_TO DO_
Type out each entry exactly.

_MATERIAL FOR THIS TASK_
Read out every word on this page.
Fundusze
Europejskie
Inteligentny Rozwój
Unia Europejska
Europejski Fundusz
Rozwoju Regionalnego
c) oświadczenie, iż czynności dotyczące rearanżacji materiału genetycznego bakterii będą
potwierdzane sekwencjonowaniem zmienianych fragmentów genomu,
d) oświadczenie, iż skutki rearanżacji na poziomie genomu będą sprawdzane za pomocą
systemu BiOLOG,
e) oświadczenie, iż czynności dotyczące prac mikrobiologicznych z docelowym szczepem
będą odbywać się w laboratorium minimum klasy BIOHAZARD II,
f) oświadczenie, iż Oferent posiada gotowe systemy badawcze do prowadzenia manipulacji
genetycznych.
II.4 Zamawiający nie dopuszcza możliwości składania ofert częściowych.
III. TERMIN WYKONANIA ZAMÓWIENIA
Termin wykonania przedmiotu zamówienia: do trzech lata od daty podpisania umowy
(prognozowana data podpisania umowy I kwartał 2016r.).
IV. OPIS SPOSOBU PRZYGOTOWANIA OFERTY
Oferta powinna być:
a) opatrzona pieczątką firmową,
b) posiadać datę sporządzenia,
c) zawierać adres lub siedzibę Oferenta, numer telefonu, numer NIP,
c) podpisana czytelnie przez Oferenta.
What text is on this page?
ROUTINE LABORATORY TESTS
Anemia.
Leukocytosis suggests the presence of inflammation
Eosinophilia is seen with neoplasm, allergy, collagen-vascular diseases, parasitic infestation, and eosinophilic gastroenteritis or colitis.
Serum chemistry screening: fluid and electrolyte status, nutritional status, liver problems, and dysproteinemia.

_OUTPUT OF THE EXERCISE_
Read out every word on this page.
Fundusze
Europejskie
Inteligentny Rozwój
Unia Europejska
Europejski Fundusz
Rozwoju Regionalnego
c) oświadczenie, iż czynności dotyczące rearanżacji materiału genetycznego bakterii będą
potwierdzane sekwencjonowaniem zmienianych fragmentów genomu,
d) oświadczenie, iż skutki rearanżacji na poziomie genomu będą sprawdzane za pomocą
systemu BiOLOG,
e) oświadczenie, iż czynności dotyczące prac mikrobiologicznych z docelowym szczepem
będą odbywać się w laboratorium minimum klasy BIOHAZARD II,
f) oświadczenie, iż Oferent posiada gotowe systemy badawcze do prowadzenia manipulacji
genetycznych.
II.4 Zamawiający nie dopuszcza możliwości składania ofert częściowych.
III. TERMIN WYKONANIA ZAMÓWIENIA
Termin wykonania przedmiotu zamówienia: do trzech lata od daty podpisania umowy
(prognozowana data podpisania umowy I kwartał 2016r.).
IV. OPIS SPOSOBU PRZYGOTOWANIA OFERTY
Oferta powinna być:
a) opatrzona pieczątką firmową,
b) posiadać datę sporządzenia,
c) zawierać adres lub siedzibę Oferenta, numer telefonu, numer NIP,
c) podpisana czytelnie przez Oferenta.
What text is on this page?
ROUTINE LABORATORY TESTS
Anemia.
Leukocytosis suggests the presence of inflammation
Eosinophilia is seen with neoplasm, allergy, collagen-vascular diseases, parasitic infestation, and eosinophilic gastroenteritis or colitis.
Serum chemistry screening: fluid and electrolyte status, nutritional status, liver problems, and dysproteinemia.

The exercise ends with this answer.